— Data entries —
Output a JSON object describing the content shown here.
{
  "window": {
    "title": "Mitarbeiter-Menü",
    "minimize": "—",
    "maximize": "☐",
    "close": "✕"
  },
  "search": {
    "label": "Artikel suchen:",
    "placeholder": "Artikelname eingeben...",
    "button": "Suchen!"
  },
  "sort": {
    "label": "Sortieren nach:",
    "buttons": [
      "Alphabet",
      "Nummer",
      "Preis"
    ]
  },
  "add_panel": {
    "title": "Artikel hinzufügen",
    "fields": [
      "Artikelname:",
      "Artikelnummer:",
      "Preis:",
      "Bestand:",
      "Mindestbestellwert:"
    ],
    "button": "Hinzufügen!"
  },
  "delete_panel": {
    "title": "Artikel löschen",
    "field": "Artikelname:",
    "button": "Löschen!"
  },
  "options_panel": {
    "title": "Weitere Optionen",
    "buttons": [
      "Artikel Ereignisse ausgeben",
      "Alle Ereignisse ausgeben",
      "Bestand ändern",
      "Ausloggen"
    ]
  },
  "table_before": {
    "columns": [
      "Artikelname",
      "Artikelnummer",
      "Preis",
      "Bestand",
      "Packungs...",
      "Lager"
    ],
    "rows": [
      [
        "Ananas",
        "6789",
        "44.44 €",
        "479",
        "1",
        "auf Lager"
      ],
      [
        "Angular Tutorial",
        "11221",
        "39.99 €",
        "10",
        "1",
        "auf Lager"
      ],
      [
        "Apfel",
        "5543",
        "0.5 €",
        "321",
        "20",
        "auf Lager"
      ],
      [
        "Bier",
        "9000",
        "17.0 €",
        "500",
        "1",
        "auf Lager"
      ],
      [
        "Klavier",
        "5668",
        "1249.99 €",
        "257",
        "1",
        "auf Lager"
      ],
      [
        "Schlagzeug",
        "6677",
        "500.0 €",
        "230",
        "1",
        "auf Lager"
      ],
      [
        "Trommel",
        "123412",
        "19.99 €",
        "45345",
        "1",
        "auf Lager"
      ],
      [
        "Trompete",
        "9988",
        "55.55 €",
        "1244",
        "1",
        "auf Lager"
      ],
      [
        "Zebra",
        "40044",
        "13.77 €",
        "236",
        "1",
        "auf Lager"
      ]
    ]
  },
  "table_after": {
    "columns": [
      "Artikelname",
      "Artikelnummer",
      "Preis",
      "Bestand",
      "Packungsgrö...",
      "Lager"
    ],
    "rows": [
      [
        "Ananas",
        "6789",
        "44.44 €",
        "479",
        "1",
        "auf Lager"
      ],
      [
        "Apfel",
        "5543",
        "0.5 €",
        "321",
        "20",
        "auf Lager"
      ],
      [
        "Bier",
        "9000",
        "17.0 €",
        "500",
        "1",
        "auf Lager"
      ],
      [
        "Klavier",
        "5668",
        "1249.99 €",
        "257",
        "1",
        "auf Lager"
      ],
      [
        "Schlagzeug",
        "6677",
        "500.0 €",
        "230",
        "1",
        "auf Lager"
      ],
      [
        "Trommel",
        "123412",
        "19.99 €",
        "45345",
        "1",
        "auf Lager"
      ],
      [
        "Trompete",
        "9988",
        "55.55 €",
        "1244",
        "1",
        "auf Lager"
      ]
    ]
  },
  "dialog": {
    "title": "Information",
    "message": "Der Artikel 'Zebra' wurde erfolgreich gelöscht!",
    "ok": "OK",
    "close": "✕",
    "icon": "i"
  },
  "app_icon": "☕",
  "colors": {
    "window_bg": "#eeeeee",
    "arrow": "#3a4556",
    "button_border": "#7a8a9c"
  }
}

— Task to carry out —
Read through the data and copy every line where "Ereignisse" shows up.

— The output —
      "Artikel Ereignisse ausgeben",
      "Alle Ereignisse ausgeben",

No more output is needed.